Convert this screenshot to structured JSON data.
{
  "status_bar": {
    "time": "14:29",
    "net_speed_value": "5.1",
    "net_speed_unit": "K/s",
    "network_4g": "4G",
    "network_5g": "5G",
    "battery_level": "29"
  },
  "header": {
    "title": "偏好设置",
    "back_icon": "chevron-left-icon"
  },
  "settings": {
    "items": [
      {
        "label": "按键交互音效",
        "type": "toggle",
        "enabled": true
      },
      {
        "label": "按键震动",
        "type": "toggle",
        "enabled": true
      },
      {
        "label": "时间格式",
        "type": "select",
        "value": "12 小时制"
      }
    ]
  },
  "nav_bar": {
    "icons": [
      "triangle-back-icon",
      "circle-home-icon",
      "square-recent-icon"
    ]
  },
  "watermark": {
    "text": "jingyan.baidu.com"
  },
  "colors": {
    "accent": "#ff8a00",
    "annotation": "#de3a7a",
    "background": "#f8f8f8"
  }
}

----------------

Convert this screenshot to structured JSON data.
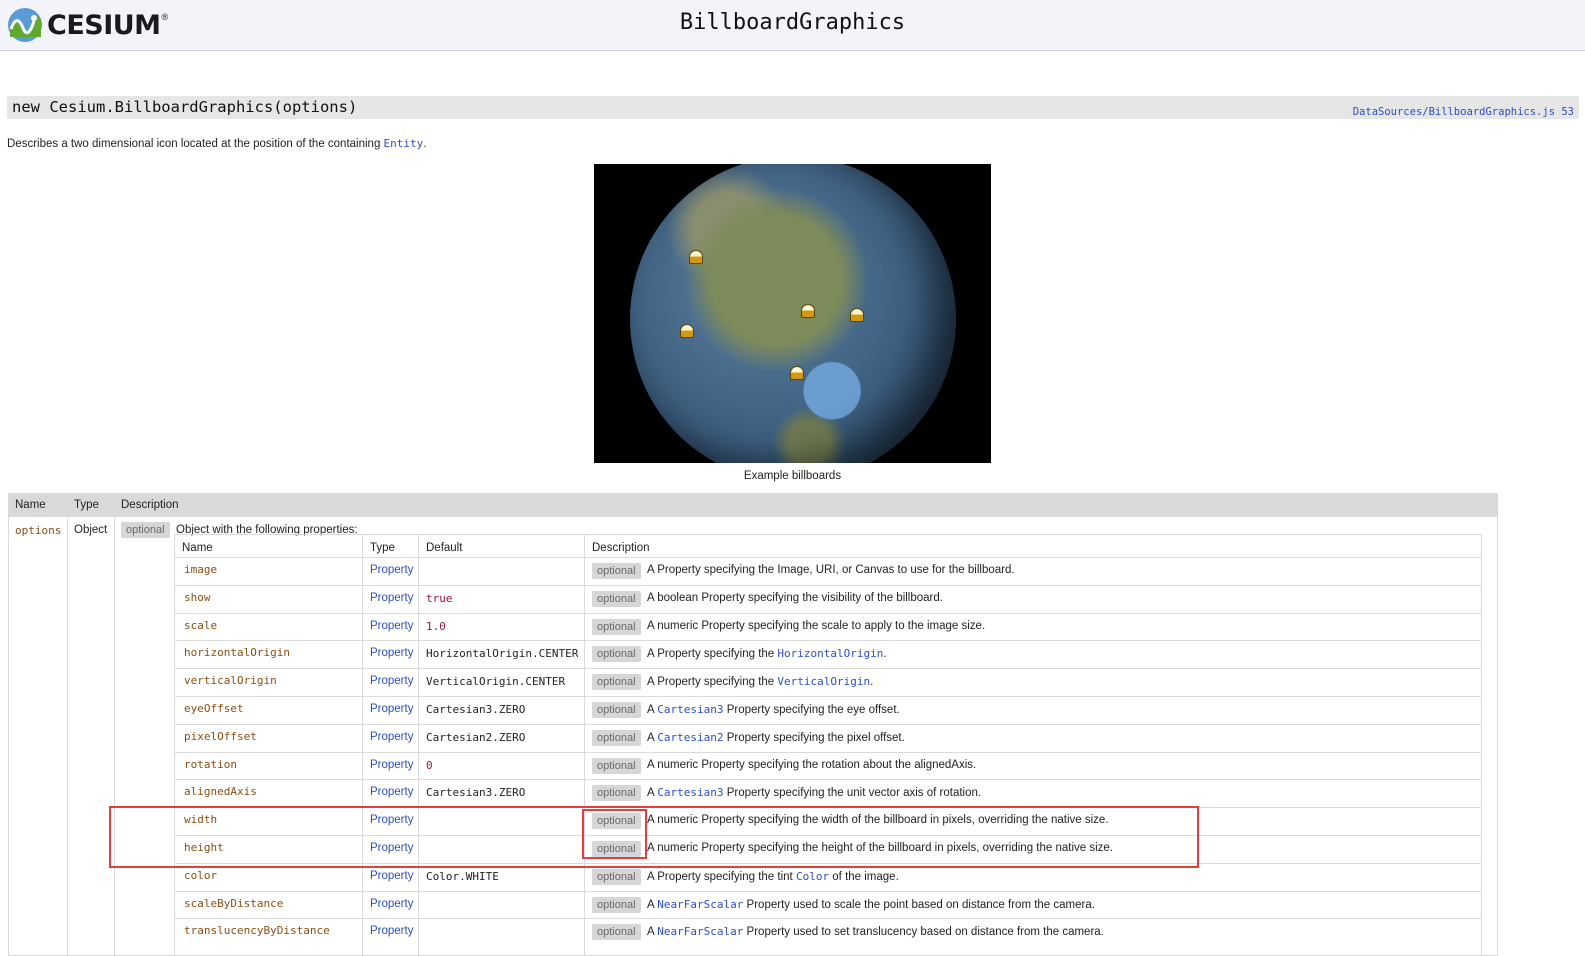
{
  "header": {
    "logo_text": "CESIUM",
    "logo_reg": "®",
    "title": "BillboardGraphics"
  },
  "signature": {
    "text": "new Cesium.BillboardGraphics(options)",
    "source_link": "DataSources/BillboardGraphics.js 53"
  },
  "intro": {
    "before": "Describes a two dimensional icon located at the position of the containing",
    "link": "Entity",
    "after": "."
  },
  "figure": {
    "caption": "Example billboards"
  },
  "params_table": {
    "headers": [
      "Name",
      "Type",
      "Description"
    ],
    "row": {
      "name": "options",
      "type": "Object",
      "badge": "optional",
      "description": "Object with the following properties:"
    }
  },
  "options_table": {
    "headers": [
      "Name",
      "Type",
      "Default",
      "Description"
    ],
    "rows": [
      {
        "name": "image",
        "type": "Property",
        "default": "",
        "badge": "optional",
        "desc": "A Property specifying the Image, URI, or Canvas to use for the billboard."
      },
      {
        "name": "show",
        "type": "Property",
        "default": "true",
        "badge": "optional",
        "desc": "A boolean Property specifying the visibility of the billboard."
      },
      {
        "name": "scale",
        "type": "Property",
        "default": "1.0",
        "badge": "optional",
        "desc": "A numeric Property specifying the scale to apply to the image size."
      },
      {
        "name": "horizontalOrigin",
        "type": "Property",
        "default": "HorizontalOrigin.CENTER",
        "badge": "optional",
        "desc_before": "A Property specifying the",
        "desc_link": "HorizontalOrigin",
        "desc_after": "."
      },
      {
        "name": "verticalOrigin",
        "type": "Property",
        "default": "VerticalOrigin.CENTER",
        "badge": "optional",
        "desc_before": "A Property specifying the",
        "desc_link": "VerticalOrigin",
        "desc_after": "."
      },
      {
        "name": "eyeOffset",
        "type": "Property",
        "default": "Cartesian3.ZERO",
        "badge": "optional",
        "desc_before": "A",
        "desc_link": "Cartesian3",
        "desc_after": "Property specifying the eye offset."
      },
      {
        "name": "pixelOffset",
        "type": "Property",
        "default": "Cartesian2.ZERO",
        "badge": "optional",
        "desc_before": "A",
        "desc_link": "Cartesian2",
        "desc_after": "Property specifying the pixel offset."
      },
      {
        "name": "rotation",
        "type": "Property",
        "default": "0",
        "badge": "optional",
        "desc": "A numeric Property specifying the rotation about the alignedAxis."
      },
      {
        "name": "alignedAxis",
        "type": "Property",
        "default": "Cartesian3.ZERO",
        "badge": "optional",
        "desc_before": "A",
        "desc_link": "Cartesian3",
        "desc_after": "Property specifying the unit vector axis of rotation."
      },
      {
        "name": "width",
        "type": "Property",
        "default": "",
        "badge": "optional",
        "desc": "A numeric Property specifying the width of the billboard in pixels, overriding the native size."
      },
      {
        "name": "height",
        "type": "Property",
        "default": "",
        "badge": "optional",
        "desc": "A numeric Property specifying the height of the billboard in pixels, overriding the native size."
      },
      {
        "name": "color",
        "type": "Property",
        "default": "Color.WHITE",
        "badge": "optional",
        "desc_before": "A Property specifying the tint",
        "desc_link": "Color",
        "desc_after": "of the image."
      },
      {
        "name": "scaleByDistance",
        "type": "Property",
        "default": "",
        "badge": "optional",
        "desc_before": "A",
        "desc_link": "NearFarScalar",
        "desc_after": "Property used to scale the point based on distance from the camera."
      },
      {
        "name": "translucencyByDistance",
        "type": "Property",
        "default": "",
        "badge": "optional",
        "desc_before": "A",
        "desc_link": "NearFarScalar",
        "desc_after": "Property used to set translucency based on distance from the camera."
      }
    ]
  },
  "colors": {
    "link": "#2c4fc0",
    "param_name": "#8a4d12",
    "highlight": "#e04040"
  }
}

----------------

Provide the number of lines containing the string "size", with no other output.

Response: 3